◆ Given exercise: Look over the lines below. Report each one that includes the string "color".

◆ Supplied data:
start

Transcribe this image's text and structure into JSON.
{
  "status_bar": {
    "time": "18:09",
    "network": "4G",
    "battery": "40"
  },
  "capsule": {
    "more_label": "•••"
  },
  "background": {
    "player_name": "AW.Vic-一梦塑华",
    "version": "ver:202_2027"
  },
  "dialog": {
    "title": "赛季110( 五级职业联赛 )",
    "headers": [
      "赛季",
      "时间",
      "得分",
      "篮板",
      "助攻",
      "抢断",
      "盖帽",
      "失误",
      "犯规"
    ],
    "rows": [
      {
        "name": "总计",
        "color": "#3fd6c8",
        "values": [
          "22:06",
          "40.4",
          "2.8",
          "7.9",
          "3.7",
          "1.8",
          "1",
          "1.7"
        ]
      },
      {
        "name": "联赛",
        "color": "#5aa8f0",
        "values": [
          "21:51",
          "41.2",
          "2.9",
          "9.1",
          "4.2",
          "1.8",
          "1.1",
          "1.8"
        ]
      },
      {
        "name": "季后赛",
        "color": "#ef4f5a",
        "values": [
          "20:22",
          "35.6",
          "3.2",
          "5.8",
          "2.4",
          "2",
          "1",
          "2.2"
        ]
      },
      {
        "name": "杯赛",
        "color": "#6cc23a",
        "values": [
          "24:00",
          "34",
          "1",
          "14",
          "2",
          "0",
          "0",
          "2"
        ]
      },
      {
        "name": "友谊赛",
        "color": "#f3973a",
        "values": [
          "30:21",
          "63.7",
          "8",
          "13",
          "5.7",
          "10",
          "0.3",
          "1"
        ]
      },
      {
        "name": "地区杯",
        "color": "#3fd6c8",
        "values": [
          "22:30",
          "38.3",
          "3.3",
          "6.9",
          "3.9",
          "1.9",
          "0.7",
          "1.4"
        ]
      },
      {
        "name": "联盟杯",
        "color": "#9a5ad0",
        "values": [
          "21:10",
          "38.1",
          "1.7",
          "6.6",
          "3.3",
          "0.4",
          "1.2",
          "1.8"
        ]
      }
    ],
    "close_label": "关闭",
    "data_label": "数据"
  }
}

end

◆ Exercise response:
        "color": "#3fd6c8",
        "color": "#5aa8f0",
        "color": "#ef4f5a",
        "color": "#6cc23a",
        "color": "#f3973a",
        "color": "#3fd6c8",
        "color": "#9a5ad0",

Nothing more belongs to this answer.